======== THE RECORDS ========

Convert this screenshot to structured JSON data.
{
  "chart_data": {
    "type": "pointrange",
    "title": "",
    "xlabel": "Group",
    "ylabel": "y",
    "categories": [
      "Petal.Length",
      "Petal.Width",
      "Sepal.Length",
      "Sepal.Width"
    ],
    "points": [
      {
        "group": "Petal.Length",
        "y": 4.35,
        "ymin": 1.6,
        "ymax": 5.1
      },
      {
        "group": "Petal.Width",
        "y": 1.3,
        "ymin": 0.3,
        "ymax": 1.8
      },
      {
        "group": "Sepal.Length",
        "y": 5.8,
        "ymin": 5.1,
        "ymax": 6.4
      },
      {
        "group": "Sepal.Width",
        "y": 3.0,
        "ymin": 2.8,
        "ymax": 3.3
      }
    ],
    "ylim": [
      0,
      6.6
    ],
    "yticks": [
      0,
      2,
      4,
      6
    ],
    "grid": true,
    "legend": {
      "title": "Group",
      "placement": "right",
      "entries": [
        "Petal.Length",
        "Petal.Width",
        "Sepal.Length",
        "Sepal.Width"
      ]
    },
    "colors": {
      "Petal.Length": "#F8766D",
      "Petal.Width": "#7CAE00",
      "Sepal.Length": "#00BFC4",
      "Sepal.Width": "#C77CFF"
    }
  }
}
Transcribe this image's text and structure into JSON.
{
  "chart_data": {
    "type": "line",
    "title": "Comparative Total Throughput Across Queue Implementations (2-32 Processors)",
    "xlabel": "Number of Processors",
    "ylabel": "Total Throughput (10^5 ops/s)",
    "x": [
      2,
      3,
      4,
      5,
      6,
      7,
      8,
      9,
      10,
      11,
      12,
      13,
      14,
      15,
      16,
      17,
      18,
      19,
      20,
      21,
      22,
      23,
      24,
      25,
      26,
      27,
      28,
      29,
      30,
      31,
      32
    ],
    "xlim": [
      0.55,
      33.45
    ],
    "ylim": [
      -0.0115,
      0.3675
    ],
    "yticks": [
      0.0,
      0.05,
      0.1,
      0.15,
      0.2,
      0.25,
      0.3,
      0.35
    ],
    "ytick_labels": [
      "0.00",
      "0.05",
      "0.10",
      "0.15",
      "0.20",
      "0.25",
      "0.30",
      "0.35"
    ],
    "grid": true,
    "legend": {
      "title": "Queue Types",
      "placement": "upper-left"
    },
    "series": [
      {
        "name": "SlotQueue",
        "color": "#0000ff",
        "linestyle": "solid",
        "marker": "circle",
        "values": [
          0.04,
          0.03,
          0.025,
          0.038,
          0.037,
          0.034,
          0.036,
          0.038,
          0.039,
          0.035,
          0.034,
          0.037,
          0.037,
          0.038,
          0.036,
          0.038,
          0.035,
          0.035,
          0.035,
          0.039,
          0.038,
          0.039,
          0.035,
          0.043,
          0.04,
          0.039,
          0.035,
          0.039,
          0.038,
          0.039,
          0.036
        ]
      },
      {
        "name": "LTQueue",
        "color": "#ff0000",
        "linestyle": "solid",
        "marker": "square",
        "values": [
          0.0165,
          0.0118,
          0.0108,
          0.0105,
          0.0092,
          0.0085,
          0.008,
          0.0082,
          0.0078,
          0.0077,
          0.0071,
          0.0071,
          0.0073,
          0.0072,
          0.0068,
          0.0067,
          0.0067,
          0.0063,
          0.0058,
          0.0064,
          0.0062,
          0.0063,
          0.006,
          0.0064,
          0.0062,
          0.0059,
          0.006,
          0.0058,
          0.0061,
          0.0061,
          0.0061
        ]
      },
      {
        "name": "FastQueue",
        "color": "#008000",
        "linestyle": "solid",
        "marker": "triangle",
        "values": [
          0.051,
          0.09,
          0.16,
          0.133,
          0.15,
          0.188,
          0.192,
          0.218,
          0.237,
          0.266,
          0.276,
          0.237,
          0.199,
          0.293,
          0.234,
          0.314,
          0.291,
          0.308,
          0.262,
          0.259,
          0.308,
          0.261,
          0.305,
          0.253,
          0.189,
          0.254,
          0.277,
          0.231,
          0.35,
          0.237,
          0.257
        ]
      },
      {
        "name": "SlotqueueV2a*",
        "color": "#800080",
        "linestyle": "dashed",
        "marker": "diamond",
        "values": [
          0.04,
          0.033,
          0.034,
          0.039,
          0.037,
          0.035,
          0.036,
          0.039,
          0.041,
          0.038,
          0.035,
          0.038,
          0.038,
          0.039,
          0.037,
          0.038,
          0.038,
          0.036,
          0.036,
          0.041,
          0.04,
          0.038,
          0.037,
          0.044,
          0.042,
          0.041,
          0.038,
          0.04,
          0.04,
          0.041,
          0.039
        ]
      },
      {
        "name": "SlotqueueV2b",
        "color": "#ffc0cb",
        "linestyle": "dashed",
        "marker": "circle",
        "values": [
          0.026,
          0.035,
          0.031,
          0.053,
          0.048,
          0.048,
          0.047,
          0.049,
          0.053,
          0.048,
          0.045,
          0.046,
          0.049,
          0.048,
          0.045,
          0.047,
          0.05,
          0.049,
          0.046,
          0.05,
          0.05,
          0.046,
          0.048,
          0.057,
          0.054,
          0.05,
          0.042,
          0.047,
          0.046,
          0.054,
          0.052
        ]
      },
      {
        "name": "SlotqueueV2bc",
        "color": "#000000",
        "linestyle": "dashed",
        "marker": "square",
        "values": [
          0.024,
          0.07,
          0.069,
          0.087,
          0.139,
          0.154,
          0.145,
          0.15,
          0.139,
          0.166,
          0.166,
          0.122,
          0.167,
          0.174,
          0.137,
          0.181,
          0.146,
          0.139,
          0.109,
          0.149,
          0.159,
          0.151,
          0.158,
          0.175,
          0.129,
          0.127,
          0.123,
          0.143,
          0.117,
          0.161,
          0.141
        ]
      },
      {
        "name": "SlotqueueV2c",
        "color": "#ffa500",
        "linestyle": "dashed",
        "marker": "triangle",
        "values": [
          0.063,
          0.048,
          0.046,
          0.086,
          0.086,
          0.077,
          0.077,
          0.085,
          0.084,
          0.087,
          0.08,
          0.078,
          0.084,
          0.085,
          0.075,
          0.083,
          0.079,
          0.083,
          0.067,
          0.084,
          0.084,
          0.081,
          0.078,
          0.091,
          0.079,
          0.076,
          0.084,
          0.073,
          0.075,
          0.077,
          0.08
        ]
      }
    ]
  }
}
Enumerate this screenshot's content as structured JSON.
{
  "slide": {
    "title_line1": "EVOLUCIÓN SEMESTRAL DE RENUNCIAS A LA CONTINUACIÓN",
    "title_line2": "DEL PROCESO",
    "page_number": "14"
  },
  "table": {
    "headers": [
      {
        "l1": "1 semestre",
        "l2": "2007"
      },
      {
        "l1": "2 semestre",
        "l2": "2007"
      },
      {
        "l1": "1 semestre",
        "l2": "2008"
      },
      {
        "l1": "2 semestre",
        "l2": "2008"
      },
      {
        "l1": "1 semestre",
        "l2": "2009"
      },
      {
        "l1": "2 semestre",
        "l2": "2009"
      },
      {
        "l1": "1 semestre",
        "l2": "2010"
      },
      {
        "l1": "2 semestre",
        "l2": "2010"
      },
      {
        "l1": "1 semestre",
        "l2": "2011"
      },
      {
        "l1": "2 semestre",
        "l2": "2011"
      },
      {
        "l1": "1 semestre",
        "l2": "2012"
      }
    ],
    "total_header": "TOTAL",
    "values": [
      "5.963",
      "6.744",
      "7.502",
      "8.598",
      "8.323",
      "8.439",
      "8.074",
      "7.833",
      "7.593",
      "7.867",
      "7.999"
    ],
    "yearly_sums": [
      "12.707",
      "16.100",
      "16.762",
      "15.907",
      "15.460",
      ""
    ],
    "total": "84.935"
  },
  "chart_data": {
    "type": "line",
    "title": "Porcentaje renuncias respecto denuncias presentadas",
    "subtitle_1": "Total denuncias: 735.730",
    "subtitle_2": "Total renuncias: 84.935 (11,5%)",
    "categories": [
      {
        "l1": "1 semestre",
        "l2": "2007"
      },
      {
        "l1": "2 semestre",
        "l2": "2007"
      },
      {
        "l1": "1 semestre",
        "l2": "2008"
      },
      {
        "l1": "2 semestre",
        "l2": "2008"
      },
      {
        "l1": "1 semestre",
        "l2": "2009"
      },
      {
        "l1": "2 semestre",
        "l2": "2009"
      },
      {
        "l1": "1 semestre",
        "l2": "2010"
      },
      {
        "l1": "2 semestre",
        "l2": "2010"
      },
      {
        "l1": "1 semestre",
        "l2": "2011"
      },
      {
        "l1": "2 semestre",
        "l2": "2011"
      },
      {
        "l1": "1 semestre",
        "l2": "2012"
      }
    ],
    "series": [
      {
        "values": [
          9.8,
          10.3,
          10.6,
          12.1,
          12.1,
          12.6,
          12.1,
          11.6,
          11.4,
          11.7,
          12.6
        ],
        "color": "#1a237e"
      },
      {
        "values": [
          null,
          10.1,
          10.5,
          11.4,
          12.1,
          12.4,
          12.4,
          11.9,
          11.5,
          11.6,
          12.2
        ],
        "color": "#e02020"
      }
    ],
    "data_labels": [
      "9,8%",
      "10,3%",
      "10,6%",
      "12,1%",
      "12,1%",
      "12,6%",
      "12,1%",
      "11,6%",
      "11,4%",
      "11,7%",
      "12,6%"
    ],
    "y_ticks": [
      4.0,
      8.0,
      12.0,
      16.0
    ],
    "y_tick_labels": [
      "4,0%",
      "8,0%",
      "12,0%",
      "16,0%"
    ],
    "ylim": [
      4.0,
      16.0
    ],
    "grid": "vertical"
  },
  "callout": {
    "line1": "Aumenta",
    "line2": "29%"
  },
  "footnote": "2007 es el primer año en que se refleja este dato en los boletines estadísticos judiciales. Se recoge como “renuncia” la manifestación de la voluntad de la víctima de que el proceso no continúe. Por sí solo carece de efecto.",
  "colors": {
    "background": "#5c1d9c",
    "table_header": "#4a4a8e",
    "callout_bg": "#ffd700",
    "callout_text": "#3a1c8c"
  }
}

========

#### [GOAL]
State the number of lines in the preceding entries that include the word "Width". Provide nothing else.

#### [EXERCISE OUTPUT]
8